Work to be completed:
Return each line of the material verbatim.
## START Data shown
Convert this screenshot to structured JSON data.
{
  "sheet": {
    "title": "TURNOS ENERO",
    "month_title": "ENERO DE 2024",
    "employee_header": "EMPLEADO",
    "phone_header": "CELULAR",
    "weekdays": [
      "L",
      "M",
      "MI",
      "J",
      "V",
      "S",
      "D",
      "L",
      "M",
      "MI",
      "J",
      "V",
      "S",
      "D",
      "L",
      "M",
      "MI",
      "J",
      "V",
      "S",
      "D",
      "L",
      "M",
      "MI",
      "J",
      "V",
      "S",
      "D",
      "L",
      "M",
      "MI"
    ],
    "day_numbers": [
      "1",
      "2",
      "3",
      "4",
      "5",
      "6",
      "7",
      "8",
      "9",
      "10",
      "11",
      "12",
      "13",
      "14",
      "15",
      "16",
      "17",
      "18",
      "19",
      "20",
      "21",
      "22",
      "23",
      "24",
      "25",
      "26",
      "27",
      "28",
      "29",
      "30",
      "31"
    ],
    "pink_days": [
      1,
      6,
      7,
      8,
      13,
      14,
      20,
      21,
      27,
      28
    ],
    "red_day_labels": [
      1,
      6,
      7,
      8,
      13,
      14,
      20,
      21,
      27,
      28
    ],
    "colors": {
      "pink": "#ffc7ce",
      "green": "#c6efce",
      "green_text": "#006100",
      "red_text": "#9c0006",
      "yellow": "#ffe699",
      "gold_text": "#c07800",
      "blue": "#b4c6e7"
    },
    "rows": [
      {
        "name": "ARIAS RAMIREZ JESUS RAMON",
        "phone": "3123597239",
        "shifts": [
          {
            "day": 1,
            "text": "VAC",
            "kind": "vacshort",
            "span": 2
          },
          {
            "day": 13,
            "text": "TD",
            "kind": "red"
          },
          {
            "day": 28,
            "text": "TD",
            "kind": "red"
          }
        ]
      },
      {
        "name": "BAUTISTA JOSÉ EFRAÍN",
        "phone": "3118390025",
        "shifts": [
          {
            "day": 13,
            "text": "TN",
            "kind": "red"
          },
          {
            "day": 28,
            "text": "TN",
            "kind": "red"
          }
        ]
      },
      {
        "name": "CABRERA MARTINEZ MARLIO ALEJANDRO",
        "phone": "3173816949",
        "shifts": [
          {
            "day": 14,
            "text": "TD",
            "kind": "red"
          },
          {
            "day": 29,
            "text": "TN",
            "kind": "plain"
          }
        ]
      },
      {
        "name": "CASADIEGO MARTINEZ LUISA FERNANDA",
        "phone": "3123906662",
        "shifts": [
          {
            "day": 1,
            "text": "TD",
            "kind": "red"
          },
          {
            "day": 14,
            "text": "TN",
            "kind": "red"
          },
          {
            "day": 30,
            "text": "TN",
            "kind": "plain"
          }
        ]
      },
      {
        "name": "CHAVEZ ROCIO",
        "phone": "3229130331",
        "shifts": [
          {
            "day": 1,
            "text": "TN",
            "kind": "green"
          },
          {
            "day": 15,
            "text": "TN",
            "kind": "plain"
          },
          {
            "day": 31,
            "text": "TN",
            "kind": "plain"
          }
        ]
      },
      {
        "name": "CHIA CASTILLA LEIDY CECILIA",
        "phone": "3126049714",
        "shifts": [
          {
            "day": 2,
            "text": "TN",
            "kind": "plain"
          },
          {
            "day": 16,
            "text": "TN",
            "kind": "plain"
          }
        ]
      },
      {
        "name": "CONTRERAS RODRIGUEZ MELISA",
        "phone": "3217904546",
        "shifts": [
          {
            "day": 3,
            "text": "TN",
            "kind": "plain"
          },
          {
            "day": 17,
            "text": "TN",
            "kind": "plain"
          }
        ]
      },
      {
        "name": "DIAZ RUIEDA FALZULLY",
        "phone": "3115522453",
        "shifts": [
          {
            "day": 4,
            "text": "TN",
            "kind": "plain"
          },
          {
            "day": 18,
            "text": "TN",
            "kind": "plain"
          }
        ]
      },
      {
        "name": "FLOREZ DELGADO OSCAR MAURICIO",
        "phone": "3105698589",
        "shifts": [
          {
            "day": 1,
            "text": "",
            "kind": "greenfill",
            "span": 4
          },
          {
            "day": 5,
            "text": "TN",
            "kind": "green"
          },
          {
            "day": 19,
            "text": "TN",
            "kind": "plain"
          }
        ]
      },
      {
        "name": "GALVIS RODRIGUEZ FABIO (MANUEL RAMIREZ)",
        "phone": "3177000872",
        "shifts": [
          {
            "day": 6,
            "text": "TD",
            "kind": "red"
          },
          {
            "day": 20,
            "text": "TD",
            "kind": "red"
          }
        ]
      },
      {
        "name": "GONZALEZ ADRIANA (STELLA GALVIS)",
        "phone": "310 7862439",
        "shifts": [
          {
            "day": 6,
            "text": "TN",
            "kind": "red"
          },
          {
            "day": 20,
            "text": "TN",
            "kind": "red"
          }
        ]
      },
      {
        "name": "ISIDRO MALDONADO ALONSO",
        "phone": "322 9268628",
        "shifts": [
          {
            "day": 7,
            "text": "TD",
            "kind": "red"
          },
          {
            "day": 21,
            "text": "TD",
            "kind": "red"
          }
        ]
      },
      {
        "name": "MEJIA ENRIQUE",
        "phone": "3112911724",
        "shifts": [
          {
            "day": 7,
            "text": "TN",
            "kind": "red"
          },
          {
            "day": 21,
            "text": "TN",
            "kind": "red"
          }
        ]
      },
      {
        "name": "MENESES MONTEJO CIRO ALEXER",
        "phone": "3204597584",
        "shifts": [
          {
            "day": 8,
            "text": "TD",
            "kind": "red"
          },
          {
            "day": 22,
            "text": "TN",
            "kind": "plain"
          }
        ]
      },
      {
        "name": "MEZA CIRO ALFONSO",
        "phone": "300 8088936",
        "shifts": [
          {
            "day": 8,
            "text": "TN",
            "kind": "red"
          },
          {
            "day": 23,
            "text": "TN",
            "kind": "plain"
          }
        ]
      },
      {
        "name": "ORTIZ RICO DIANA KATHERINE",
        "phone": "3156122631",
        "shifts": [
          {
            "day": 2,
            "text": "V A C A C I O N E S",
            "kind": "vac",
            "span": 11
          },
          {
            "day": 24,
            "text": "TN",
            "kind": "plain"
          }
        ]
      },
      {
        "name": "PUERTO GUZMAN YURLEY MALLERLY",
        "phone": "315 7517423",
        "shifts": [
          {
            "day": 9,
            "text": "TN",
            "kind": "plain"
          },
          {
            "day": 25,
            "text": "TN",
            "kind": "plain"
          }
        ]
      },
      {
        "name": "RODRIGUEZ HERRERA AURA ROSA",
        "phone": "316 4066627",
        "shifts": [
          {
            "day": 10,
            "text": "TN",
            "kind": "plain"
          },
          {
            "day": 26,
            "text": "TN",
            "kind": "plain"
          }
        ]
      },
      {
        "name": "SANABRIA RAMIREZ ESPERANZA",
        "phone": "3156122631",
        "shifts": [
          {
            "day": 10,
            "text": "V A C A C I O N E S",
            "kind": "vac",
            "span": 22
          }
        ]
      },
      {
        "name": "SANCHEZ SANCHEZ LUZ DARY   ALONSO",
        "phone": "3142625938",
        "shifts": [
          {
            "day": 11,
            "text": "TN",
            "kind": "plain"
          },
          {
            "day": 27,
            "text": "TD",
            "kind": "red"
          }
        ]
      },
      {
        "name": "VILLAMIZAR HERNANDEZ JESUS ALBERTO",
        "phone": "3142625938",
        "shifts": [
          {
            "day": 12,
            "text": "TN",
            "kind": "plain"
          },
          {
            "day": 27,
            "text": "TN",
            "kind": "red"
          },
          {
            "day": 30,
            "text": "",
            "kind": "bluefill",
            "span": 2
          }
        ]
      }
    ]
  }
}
## END Data shown
Final result:
Convert this screenshot to structured JSON data.
{
  "sheet": {
    "title": "TURNOS ENERO",
    "month_title": "ENERO DE 2024",
    "employee_header": "EMPLEADO",
    "phone_header": "CELULAR",
    "weekdays": [
      "L",
      "M",
      "MI",
      "J",
      "V",
      "S",
      "D",
      "L",
      "M",
      "MI",
      "J",
      "V",
      "S",
      "D",
      "L",
      "M",
      "MI",
      "J",
      "V",
      "S",
      "D",
      "L",
      "M",
      "MI",
      "J",
      "V",
      "S",
      "D",
      "L",
      "M",
      "MI"
    ],
    "day_numbers": [
      "1",
      "2",
      "3",
      "4",
      "5",
      "6",
      "7",
      "8",
      "9",
      "10",
      "11",
      "12",
      "13",
      "14",
      "15",
      "16",
      "17",
      "18",
      "19",
      "20",
      "21",
      "22",
      "23",
      "24",
      "25",
      "26",
      "27",
      "28",
      "29",
      "30",
      "31"
    ],
    "pink_days": [
      1,
      6,
      7,
      8,
      13,
      14,
      20,
      21,
      27,
      28
    ],
    "red_day_labels": [
      1,
      6,
      7,
      8,
      13,
      14,
      20,
      21,
      27,
      28
    ],
    "colors": {
      "pink": "#ffc7ce",
      "green": "#c6efce",
      "green_text": "#006100",
      "red_text": "#9c0006",
      "yellow": "#ffe699",
      "gold_text": "#c07800",
      "blue": "#b4c6e7"
    },
    "rows": [
      {
        "name": "ARIAS RAMIREZ JESUS RAMON",
        "phone": "3123597239",
        "shifts": [
          {
            "day": 1,
            "text": "VAC",
            "kind": "vacshort",
            "span": 2
          },
          {
            "day": 13,
            "text": "TD",
            "kind": "red"
          },
          {
            "day": 28,
            "text": "TD",
            "kind": "red"
          }
        ]
      },
      {
        "name": "BAUTISTA JOSÉ EFRAÍN",
        "phone": "3118390025",
        "shifts": [
          {
            "day": 13,
            "text": "TN",
            "kind": "red"
          },
          {
            "day": 28,
            "text": "TN",
            "kind": "red"
          }
        ]
      },
      {
        "name": "CABRERA MARTINEZ MARLIO ALEJANDRO",
        "phone": "3173816949",
        "shifts": [
          {
            "day": 14,
            "text": "TD",
            "kind": "red"
          },
          {
            "day": 29,
            "text": "TN",
            "kind": "plain"
          }
        ]
      },
      {
        "name": "CASADIEGO MARTINEZ LUISA FERNANDA",
        "phone": "3123906662",
        "shifts": [
          {
            "day": 1,
            "text": "TD",
            "kind": "red"
          },
          {
            "day": 14,
            "text": "TN",
            "kind": "red"
          },
          {
            "day": 30,
            "text": "TN",
            "kind": "plain"
          }
        ]
      },
      {
        "name": "CHAVEZ ROCIO",
        "phone": "3229130331",
        "shifts": [
          {
            "day": 1,
            "text": "TN",
            "kind": "green"
          },
          {
            "day": 15,
            "text": "TN",
            "kind": "plain"
          },
          {
            "day": 31,
            "text": "TN",
            "kind": "plain"
          }
        ]
      },
      {
        "name": "CHIA CASTILLA LEIDY CECILIA",
        "phone": "3126049714",
        "shifts": [
          {
            "day": 2,
            "text": "TN",
            "kind": "plain"
          },
          {
            "day": 16,
            "text": "TN",
            "kind": "plain"
          }
        ]
      },
      {
        "name": "CONTRERAS RODRIGUEZ MELISA",
        "phone": "3217904546",
        "shifts": [
          {
            "day": 3,
            "text": "TN",
            "kind": "plain"
          },
          {
            "day": 17,
            "text": "TN",
            "kind": "plain"
          }
        ]
      },
      {
        "name": "DIAZ RUIEDA FALZULLY",
        "phone": "3115522453",
        "shifts": [
          {
            "day": 4,
            "text": "TN",
            "kind": "plain"
          },
          {
            "day": 18,
            "text": "TN",
            "kind": "plain"
          }
        ]
      },
      {
        "name": "FLOREZ DELGADO OSCAR MAURICIO",
        "phone": "3105698589",
        "shifts": [
          {
            "day": 1,
            "text": "",
            "kind": "greenfill",
            "span": 4
          },
          {
            "day": 5,
            "text": "TN",
            "kind": "green"
          },
          {
            "day": 19,
            "text": "TN",
            "kind": "plain"
          }
        ]
      },
      {
        "name": "GALVIS RODRIGUEZ FABIO (MANUEL RAMIREZ)",
        "phone": "3177000872",
        "shifts": [
          {
            "day": 6,
            "text": "TD",
            "kind": "red"
          },
          {
            "day": 20,
            "text": "TD",
            "kind": "red"
          }
        ]
      },
      {
        "name": "GONZALEZ ADRIANA (STELLA GALVIS)",
        "phone": "310 7862439",
        "shifts": [
          {
            "day": 6,
            "text": "TN",
            "kind": "red"
          },
          {
            "day": 20,
            "text": "TN",
            "kind": "red"
          }
        ]
      },
      {
        "name": "ISIDRO MALDONADO ALONSO",
        "phone": "322 9268628",
        "shifts": [
          {
            "day": 7,
            "text": "TD",
            "kind": "red"
          },
          {
            "day": 21,
            "text": "TD",
            "kind": "red"
          }
        ]
      },
      {
        "name": "MEJIA ENRIQUE",
        "phone": "3112911724",
        "shifts": [
          {
            "day": 7,
            "text": "TN",
            "kind": "red"
          },
          {
            "day": 21,
            "text": "TN",
            "kind": "red"
          }
        ]
      },
      {
        "name": "MENESES MONTEJO CIRO ALEXER",
        "phone": "3204597584",
        "shifts": [
          {
            "day": 8,
            "text": "TD",
            "kind": "red"
          },
          {
            "day": 22,
            "text": "TN",
            "kind": "plain"
          }
        ]
      },
      {
        "name": "MEZA CIRO ALFONSO",
        "phone": "300 8088936",
        "shifts": [
          {
            "day": 8,
            "text": "TN",
            "kind": "red"
          },
          {
            "day": 23,
            "text": "TN",
            "kind": "plain"
          }
        ]
      },
      {
        "name": "ORTIZ RICO DIANA KATHERINE",
        "phone": "3156122631",
        "shifts": [
          {
            "day": 2,
            "text": "V A C A C I O N E S",
            "kind": "vac",
            "span": 11
          },
          {
            "day": 24,
            "text": "TN",
            "kind": "plain"
          }
        ]
      },
      {
        "name": "PUERTO GUZMAN YURLEY MALLERLY",
        "phone": "315 7517423",
        "shifts": [
          {
            "day": 9,
            "text": "TN",
            "kind": "plain"
          },
          {
            "day": 25,
            "text": "TN",
            "kind": "plain"
          }
        ]
      },
      {
        "name": "RODRIGUEZ HERRERA AURA ROSA",
        "phone": "316 4066627",
        "shifts": [
          {
            "day": 10,
            "text": "TN",
            "kind": "plain"
          },
          {
            "day": 26,
            "text": "TN",
            "kind": "plain"
          }
        ]
      },
      {
        "name": "SANABRIA RAMIREZ ESPERANZA",
        "phone": "3156122631",
        "shifts": [
          {
            "day": 10,
            "text": "V A C A C I O N E S",
            "kind": "vac",
            "span": 22
          }
        ]
      },
      {
        "name": "SANCHEZ SANCHEZ LUZ DARY   ALONSO",
        "phone": "3142625938",
        "shifts": [
          {
            "day": 11,
            "text": "TN",
            "kind": "plain"
          },
          {
            "day": 27,
            "text": "TD",
            "kind": "red"
          }
        ]
      },
      {
        "name": "VILLAMIZAR HERNANDEZ JESUS ALBERTO",
        "phone": "3142625938",
        "shifts": [
          {
            "day": 12,
            "text": "TN",
            "kind": "plain"
          },
          {
            "day": 27,
            "text": "TN",
            "kind": "red"
          },
          {
            "day": 30,
            "text": "",
            "kind": "bluefill",
            "span": 2
          }
        ]
      }
    ]
  }
}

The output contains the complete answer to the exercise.